_Records for this exercise_
□ □ □ □ □

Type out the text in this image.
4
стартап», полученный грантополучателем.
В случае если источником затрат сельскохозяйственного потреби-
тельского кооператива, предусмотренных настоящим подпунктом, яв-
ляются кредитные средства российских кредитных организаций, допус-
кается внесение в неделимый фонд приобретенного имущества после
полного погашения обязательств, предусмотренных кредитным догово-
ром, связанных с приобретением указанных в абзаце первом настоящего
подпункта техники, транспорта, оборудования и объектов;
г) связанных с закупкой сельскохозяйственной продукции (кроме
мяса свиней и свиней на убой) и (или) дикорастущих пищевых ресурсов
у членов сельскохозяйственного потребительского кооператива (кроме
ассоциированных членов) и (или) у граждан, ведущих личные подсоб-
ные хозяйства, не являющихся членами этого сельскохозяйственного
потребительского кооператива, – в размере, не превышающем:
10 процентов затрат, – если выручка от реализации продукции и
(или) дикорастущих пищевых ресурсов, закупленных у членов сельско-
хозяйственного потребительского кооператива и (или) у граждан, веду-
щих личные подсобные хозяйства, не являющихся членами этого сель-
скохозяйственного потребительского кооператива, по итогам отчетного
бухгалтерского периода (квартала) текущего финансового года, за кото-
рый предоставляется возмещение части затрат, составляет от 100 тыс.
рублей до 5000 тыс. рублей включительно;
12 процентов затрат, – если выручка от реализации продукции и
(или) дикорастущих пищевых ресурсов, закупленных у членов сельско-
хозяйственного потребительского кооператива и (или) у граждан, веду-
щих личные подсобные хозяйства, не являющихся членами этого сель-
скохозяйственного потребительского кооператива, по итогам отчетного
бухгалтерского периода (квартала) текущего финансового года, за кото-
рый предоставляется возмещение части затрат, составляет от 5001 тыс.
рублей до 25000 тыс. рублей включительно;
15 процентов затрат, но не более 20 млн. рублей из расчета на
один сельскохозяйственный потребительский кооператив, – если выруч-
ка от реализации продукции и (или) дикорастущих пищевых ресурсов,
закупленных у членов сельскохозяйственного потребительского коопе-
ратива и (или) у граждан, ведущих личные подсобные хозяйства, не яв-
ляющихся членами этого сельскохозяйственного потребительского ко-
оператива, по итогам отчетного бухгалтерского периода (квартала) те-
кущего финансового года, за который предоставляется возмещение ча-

□ □ □ □ □

_Problem requirements_
Copy all the lines above that hold the string "связанных".

_Complete answer_
ром, связанных с приобретением указанных в абзаце первом настоящего
г) связанных с закупкой сельскохозяйственной продукции (кроме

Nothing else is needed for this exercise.